• GIVEN INFORMATION:

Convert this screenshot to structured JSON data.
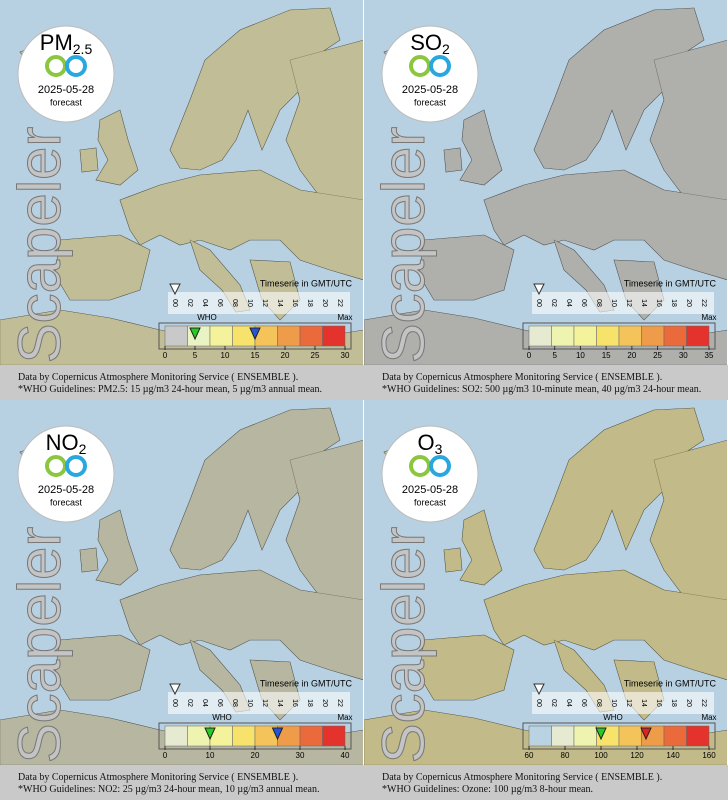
{
  "panels": [
    {
      "name": "PM",
      "sub": "2.5",
      "date": "2025-05-28",
      "forecast": "forecast",
      "brand": "Scapeler",
      "timeserie": "Timeserie in GMT/UTC",
      "hours": [
        "00",
        "02",
        "04",
        "06",
        "08",
        "10",
        "12",
        "14",
        "16",
        "18",
        "20",
        "22"
      ],
      "who_label": "WHO",
      "max_label": "Max",
      "legend_ticks": [
        0,
        5,
        10,
        15,
        20,
        25,
        30
      ],
      "legend_colors": [
        "#c9c9c9",
        "#e9f3c4",
        "#f4f29a",
        "#f7e36b",
        "#f4c45a",
        "#ef9c4a",
        "#ea6a3c",
        "#e4332c"
      ],
      "who_markers": [
        {
          "value": 5,
          "color": "#22cc22"
        },
        {
          "value": 15,
          "color": "#2255dd"
        }
      ],
      "wash": "#efe690",
      "caption": [
        "Data by Copernicus Atmosphere Monitoring Service ( ENSEMBLE ).",
        "*WHO Guidelines: PM2.5: 15 µg/m3 24-hour mean, 5 µg/m3 annual mean."
      ]
    },
    {
      "name": "SO",
      "sub": "2",
      "date": "2025-05-28",
      "forecast": "forecast",
      "brand": "Scapeler",
      "timeserie": "Timeserie in GMT/UTC",
      "hours": [
        "00",
        "02",
        "04",
        "06",
        "08",
        "10",
        "12",
        "14",
        "16",
        "18",
        "20",
        "22"
      ],
      "max_label": "Max",
      "legend_ticks": [
        0,
        5,
        10,
        15,
        20,
        25,
        30,
        35
      ],
      "legend_colors": [
        "#e5ead0",
        "#eef3b0",
        "#f4f29a",
        "#f7e36b",
        "#f4c45a",
        "#ef9c4a",
        "#ea6a3c",
        "#e4332c"
      ],
      "who_markers": [],
      "wash": "#c8c8c0",
      "caption": [
        "Data by Copernicus Atmosphere Monitoring Service ( ENSEMBLE ).",
        "*WHO Guidelines: SO2: 500 µg/m3 10-minute mean, 40 µg/m3 24-hour mean."
      ]
    },
    {
      "name": "NO",
      "sub": "2",
      "date": "2025-05-28",
      "forecast": "forecast",
      "brand": "Scapeler",
      "timeserie": "Timeserie in GMT/UTC",
      "hours": [
        "00",
        "02",
        "04",
        "06",
        "08",
        "10",
        "12",
        "14",
        "16",
        "18",
        "20",
        "22"
      ],
      "who_label": "WHO",
      "max_label": "Max",
      "legend_ticks": [
        0,
        10,
        20,
        30,
        40
      ],
      "legend_colors": [
        "#e5ead0",
        "#eef3b0",
        "#f4f29a",
        "#f7e36b",
        "#f4c45a",
        "#ef9c4a",
        "#ea6a3c",
        "#e4332c"
      ],
      "who_markers": [
        {
          "value": 10,
          "color": "#22cc22"
        },
        {
          "value": 25,
          "color": "#2255dd"
        }
      ],
      "wash": "#d8d8a8",
      "caption": [
        "Data by Copernicus Atmosphere Monitoring Service ( ENSEMBLE ).",
        "*WHO Guidelines: NO2: 25 µg/m3 24-hour mean, 10 µg/m3 annual mean."
      ]
    },
    {
      "name": "O",
      "sub": "3",
      "date": "2025-05-28",
      "forecast": "forecast",
      "brand": "Scapeler",
      "timeserie": "Timeserie in GMT/UTC",
      "hours": [
        "00",
        "02",
        "04",
        "06",
        "08",
        "10",
        "12",
        "14",
        "16",
        "18",
        "20",
        "22"
      ],
      "who_label": "WHO",
      "max_label": "Max",
      "legend_ticks": [
        60,
        80,
        100,
        120,
        140,
        160
      ],
      "legend_colors": [
        "#b9d3e3",
        "#e5ead0",
        "#eef3b0",
        "#f7e36b",
        "#f4c45a",
        "#ef9c4a",
        "#ea6a3c",
        "#e4332c"
      ],
      "who_markers": [
        {
          "value": 100,
          "color": "#22cc22"
        },
        {
          "value": 125,
          "color": "#dd2222"
        }
      ],
      "wash": "#f2e070",
      "caption": [
        "Data by Copernicus Atmosphere Monitoring Service ( ENSEMBLE ).",
        "*WHO Guidelines: Ozone: 100 µg/m3 8-hour mean."
      ]
    }
  ]
}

• WHAT NEEDS TO BE DONE: Set down the records in full and exactly. Do not carry over any image.

• EXERCISE OUTPUT:
Convert this screenshot to structured JSON data.
{
  "panels": [
    {
      "name": "PM",
      "sub": "2.5",
      "date": "2025-05-28",
      "forecast": "forecast",
      "brand": "Scapeler",
      "timeserie": "Timeserie in GMT/UTC",
      "hours": [
        "00",
        "02",
        "04",
        "06",
        "08",
        "10",
        "12",
        "14",
        "16",
        "18",
        "20",
        "22"
      ],
      "who_label": "WHO",
      "max_label": "Max",
      "legend_ticks": [
        0,
        5,
        10,
        15,
        20,
        25,
        30
      ],
      "legend_colors": [
        "#c9c9c9",
        "#e9f3c4",
        "#f4f29a",
        "#f7e36b",
        "#f4c45a",
        "#ef9c4a",
        "#ea6a3c",
        "#e4332c"
      ],
      "who_markers": [
        {
          "value": 5,
          "color": "#22cc22"
        },
        {
          "value": 15,
          "color": "#2255dd"
        }
      ],
      "wash": "#efe690",
      "caption": [
        "Data by Copernicus Atmosphere Monitoring Service ( ENSEMBLE ).",
        "*WHO Guidelines: PM2.5: 15 µg/m3 24-hour mean, 5 µg/m3 annual mean."
      ]
    },
    {
      "name": "SO",
      "sub": "2",
      "date": "2025-05-28",
      "forecast": "forecast",
      "brand": "Scapeler",
      "timeserie": "Timeserie in GMT/UTC",
      "hours": [
        "00",
        "02",
        "04",
        "06",
        "08",
        "10",
        "12",
        "14",
        "16",
        "18",
        "20",
        "22"
      ],
      "max_label": "Max",
      "legend_ticks": [
        0,
        5,
        10,
        15,
        20,
        25,
        30,
        35
      ],
      "legend_colors": [
        "#e5ead0",
        "#eef3b0",
        "#f4f29a",
        "#f7e36b",
        "#f4c45a",
        "#ef9c4a",
        "#ea6a3c",
        "#e4332c"
      ],
      "who_markers": [],
      "wash": "#c8c8c0",
      "caption": [
        "Data by Copernicus Atmosphere Monitoring Service ( ENSEMBLE ).",
        "*WHO Guidelines: SO2: 500 µg/m3 10-minute mean, 40 µg/m3 24-hour mean."
      ]
    },
    {
      "name": "NO",
      "sub": "2",
      "date": "2025-05-28",
      "forecast": "forecast",
      "brand": "Scapeler",
      "timeserie": "Timeserie in GMT/UTC",
      "hours": [
        "00",
        "02",
        "04",
        "06",
        "08",
        "10",
        "12",
        "14",
        "16",
        "18",
        "20",
        "22"
      ],
      "who_label": "WHO",
      "max_label": "Max",
      "legend_ticks": [
        0,
        10,
        20,
        30,
        40
      ],
      "legend_colors": [
        "#e5ead0",
        "#eef3b0",
        "#f4f29a",
        "#f7e36b",
        "#f4c45a",
        "#ef9c4a",
        "#ea6a3c",
        "#e4332c"
      ],
      "who_markers": [
        {
          "value": 10,
          "color": "#22cc22"
        },
        {
          "value": 25,
          "color": "#2255dd"
        }
      ],
      "wash": "#d8d8a8",
      "caption": [
        "Data by Copernicus Atmosphere Monitoring Service ( ENSEMBLE ).",
        "*WHO Guidelines: NO2: 25 µg/m3 24-hour mean, 10 µg/m3 annual mean."
      ]
    },
    {
      "name": "O",
      "sub": "3",
      "date": "2025-05-28",
      "forecast": "forecast",
      "brand": "Scapeler",
      "timeserie": "Timeserie in GMT/UTC",
      "hours": [
        "00",
        "02",
        "04",
        "06",
        "08",
        "10",
        "12",
        "14",
        "16",
        "18",
        "20",
        "22"
      ],
      "who_label": "WHO",
      "max_label": "Max",
      "legend_ticks": [
        60,
        80,
        100,
        120,
        140,
        160
      ],
      "legend_colors": [
        "#b9d3e3",
        "#e5ead0",
        "#eef3b0",
        "#f7e36b",
        "#f4c45a",
        "#ef9c4a",
        "#ea6a3c",
        "#e4332c"
      ],
      "who_markers": [
        {
          "value": 100,
          "color": "#22cc22"
        },
        {
          "value": 125,
          "color": "#dd2222"
        }
      ],
      "wash": "#f2e070",
      "caption": [
        "Data by Copernicus Atmosphere Monitoring Service ( ENSEMBLE ).",
        "*WHO Guidelines: Ozone: 100 µg/m3 8-hour mean."
      ]
    }
  ]
}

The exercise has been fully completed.